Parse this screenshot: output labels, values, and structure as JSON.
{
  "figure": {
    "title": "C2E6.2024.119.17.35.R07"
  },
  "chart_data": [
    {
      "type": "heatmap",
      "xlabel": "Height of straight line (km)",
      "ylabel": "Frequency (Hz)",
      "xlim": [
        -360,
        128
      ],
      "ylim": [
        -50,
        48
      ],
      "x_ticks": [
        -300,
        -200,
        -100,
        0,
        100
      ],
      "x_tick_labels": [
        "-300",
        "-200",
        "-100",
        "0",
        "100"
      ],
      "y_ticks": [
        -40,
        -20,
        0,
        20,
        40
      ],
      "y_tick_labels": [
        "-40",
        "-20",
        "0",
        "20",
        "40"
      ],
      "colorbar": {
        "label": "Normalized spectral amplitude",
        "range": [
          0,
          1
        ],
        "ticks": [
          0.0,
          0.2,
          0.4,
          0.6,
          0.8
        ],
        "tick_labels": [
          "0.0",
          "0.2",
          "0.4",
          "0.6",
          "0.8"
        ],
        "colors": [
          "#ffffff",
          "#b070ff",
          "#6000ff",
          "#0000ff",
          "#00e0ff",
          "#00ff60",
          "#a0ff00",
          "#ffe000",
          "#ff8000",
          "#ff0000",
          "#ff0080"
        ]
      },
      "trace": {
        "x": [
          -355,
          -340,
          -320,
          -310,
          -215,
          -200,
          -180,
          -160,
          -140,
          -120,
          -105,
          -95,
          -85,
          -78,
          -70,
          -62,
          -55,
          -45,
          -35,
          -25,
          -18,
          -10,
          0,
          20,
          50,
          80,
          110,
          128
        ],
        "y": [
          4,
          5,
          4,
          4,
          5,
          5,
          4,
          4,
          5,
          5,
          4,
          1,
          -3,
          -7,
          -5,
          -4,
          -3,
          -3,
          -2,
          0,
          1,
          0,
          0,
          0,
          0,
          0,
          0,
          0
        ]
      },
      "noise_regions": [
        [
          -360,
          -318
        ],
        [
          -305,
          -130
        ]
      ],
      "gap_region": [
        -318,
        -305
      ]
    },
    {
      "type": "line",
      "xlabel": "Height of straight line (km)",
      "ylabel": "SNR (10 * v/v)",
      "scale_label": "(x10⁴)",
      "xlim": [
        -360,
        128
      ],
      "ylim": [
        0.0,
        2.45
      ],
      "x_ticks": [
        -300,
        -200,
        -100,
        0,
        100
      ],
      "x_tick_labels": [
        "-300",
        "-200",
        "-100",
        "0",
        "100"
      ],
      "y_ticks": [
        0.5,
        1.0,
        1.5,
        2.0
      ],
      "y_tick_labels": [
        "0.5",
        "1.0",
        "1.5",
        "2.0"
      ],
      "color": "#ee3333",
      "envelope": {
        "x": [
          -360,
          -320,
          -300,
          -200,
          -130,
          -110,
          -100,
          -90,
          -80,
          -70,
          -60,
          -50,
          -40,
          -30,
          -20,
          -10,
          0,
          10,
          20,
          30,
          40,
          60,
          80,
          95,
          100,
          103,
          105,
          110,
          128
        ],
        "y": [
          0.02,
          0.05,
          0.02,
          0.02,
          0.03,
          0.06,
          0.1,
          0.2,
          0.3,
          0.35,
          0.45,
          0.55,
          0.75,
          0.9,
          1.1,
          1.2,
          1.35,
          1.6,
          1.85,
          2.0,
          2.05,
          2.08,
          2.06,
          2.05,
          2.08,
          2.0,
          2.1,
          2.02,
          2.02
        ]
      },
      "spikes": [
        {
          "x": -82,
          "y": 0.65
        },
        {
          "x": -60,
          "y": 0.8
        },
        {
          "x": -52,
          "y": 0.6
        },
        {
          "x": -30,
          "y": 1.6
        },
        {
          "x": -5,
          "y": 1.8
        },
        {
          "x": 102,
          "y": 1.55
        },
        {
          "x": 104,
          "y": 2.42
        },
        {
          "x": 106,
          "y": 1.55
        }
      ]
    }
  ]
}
***
▸ **Exercise goal**
Write the data from above out again, exactly.

▸ **Solution below**
Parse this screenshot: output labels, values, and structure as JSON.
{
  "figure": {
    "title": "C2E6.2024.119.17.35.R07"
  },
  "chart_data": [
    {
      "type": "heatmap",
      "xlabel": "Height of straight line (km)",
      "ylabel": "Frequency (Hz)",
      "xlim": [
        -360,
        128
      ],
      "ylim": [
        -50,
        48
      ],
      "x_ticks": [
        -300,
        -200,
        -100,
        0,
        100
      ],
      "x_tick_labels": [
        "-300",
        "-200",
        "-100",
        "0",
        "100"
      ],
      "y_ticks": [
        -40,
        -20,
        0,
        20,
        40
      ],
      "y_tick_labels": [
        "-40",
        "-20",
        "0",
        "20",
        "40"
      ],
      "colorbar": {
        "label": "Normalized spectral amplitude",
        "range": [
          0,
          1
        ],
        "ticks": [
          0.0,
          0.2,
          0.4,
          0.6,
          0.8
        ],
        "tick_labels": [
          "0.0",
          "0.2",
          "0.4",
          "0.6",
          "0.8"
        ],
        "colors": [
          "#ffffff",
          "#b070ff",
          "#6000ff",
          "#0000ff",
          "#00e0ff",
          "#00ff60",
          "#a0ff00",
          "#ffe000",
          "#ff8000",
          "#ff0000",
          "#ff0080"
        ]
      },
      "trace": {
        "x": [
          -355,
          -340,
          -320,
          -310,
          -215,
          -200,
          -180,
          -160,
          -140,
          -120,
          -105,
          -95,
          -85,
          -78,
          -70,
          -62,
          -55,
          -45,
          -35,
          -25,
          -18,
          -10,
          0,
          20,
          50,
          80,
          110,
          128
        ],
        "y": [
          4,
          5,
          4,
          4,
          5,
          5,
          4,
          4,
          5,
          5,
          4,
          1,
          -3,
          -7,
          -5,
          -4,
          -3,
          -3,
          -2,
          0,
          1,
          0,
          0,
          0,
          0,
          0,
          0,
          0
        ]
      },
      "noise_regions": [
        [
          -360,
          -318
        ],
        [
          -305,
          -130
        ]
      ],
      "gap_region": [
        -318,
        -305
      ]
    },
    {
      "type": "line",
      "xlabel": "Height of straight line (km)",
      "ylabel": "SNR (10 * v/v)",
      "scale_label": "(x10⁴)",
      "xlim": [
        -360,
        128
      ],
      "ylim": [
        0.0,
        2.45
      ],
      "x_ticks": [
        -300,
        -200,
        -100,
        0,
        100
      ],
      "x_tick_labels": [
        "-300",
        "-200",
        "-100",
        "0",
        "100"
      ],
      "y_ticks": [
        0.5,
        1.0,
        1.5,
        2.0
      ],
      "y_tick_labels": [
        "0.5",
        "1.0",
        "1.5",
        "2.0"
      ],
      "color": "#ee3333",
      "envelope": {
        "x": [
          -360,
          -320,
          -300,
          -200,
          -130,
          -110,
          -100,
          -90,
          -80,
          -70,
          -60,
          -50,
          -40,
          -30,
          -20,
          -10,
          0,
          10,
          20,
          30,
          40,
          60,
          80,
          95,
          100,
          103,
          105,
          110,
          128
        ],
        "y": [
          0.02,
          0.05,
          0.02,
          0.02,
          0.03,
          0.06,
          0.1,
          0.2,
          0.3,
          0.35,
          0.45,
          0.55,
          0.75,
          0.9,
          1.1,
          1.2,
          1.35,
          1.6,
          1.85,
          2.0,
          2.05,
          2.08,
          2.06,
          2.05,
          2.08,
          2.0,
          2.1,
          2.02,
          2.02
        ]
      },
      "spikes": [
        {
          "x": -82,
          "y": 0.65
        },
        {
          "x": -60,
          "y": 0.8
        },
        {
          "x": -52,
          "y": 0.6
        },
        {
          "x": -30,
          "y": 1.6
        },
        {
          "x": -5,
          "y": 1.8
        },
        {
          "x": 102,
          "y": 1.55
        },
        {
          "x": 104,
          "y": 2.42
        },
        {
          "x": 106,
          "y": 1.55
        }
      ]
    }
  ]
}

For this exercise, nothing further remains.